(What you should do)
Within the material below, find each line bearing the word "Cumulative" and present it.

(Input rows)
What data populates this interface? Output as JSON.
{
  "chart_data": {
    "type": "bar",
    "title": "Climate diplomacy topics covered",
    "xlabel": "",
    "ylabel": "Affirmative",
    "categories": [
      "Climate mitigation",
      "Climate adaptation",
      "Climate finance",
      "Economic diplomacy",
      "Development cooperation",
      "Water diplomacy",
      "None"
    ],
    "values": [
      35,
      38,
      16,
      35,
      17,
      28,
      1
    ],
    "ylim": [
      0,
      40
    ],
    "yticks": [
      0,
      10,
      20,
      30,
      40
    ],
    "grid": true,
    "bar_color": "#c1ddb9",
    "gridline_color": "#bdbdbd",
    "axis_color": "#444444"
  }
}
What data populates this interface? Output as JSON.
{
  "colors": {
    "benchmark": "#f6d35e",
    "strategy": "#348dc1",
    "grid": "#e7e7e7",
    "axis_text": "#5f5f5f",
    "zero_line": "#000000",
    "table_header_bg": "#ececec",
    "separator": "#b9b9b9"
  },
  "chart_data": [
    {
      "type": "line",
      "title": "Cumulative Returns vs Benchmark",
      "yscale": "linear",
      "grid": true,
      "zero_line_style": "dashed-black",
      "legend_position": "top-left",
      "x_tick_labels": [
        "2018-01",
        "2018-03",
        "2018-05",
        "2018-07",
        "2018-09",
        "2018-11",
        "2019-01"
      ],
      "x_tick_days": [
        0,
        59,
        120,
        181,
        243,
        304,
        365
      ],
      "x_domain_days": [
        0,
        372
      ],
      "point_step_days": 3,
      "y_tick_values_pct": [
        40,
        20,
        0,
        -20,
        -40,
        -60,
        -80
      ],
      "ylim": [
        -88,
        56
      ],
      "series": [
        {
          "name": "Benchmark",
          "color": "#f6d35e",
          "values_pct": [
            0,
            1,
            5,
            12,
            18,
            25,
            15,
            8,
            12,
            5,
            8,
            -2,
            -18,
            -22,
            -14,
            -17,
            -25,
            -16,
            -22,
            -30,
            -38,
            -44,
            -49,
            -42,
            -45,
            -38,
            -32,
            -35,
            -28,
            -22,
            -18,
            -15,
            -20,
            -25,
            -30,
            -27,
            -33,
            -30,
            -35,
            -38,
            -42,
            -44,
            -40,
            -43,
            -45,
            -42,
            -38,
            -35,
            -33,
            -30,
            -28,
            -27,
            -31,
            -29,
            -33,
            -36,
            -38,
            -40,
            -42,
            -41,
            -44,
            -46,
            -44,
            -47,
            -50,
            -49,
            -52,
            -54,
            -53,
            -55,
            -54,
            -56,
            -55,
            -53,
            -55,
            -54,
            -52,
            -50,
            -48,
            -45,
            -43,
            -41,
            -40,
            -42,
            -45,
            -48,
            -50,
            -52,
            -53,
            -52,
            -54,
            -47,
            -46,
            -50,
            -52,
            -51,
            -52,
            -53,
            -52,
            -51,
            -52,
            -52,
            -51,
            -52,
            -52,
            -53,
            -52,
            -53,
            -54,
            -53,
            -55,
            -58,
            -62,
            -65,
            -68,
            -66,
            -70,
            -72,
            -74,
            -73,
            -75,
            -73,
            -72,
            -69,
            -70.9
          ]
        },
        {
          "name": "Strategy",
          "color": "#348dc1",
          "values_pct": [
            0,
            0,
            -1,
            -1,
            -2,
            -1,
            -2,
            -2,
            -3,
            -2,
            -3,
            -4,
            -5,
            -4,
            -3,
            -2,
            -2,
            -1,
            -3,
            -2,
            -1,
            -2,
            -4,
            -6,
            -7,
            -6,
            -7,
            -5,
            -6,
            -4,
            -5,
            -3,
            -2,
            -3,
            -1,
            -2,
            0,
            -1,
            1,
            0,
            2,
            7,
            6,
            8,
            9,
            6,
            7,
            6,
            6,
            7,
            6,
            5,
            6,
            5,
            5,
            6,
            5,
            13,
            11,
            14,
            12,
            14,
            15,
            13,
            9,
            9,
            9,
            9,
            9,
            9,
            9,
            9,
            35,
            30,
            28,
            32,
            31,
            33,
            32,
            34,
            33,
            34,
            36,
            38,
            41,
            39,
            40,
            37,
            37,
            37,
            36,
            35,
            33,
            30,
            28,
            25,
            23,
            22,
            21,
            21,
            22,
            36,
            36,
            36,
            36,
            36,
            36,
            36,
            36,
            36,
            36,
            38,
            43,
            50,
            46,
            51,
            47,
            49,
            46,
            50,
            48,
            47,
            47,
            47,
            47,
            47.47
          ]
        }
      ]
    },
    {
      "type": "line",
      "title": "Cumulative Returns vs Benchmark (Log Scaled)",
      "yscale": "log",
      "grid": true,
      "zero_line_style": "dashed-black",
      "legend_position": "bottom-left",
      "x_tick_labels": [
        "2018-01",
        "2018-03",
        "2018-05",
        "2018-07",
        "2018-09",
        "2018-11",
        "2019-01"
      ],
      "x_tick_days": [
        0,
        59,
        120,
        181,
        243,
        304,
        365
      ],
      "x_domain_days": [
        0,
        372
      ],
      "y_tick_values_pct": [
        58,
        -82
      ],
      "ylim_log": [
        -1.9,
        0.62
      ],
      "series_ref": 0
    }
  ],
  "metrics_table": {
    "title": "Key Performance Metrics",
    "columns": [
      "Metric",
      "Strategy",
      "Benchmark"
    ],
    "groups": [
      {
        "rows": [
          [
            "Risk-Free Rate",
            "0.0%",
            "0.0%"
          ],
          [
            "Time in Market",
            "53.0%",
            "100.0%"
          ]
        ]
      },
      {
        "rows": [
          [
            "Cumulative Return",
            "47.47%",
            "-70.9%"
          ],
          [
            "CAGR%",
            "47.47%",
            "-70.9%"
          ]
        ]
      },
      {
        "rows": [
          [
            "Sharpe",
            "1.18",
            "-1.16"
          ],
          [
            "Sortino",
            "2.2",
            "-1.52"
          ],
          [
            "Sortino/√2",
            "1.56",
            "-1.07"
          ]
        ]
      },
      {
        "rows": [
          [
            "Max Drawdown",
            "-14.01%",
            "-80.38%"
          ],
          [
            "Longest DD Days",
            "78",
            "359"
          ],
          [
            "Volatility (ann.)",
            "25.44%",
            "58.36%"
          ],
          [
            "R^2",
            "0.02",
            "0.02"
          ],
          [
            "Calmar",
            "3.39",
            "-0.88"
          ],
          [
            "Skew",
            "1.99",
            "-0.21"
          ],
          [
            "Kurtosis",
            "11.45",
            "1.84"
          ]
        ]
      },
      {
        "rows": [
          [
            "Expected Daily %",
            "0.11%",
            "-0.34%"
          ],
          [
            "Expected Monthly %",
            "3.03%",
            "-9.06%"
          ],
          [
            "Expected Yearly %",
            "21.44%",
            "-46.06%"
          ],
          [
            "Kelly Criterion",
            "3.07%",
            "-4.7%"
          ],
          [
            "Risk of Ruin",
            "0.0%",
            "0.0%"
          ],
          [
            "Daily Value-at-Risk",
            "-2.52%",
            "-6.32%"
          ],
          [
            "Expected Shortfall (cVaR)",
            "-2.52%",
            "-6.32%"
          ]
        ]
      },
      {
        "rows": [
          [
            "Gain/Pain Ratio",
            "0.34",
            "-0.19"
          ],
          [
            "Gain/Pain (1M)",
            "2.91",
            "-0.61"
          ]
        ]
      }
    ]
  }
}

(Solution for this exercise)
      "title": "Cumulative Returns vs Benchmark",
      "title": "Cumulative Returns vs Benchmark (Log Scaled)",
            "Cumulative Return",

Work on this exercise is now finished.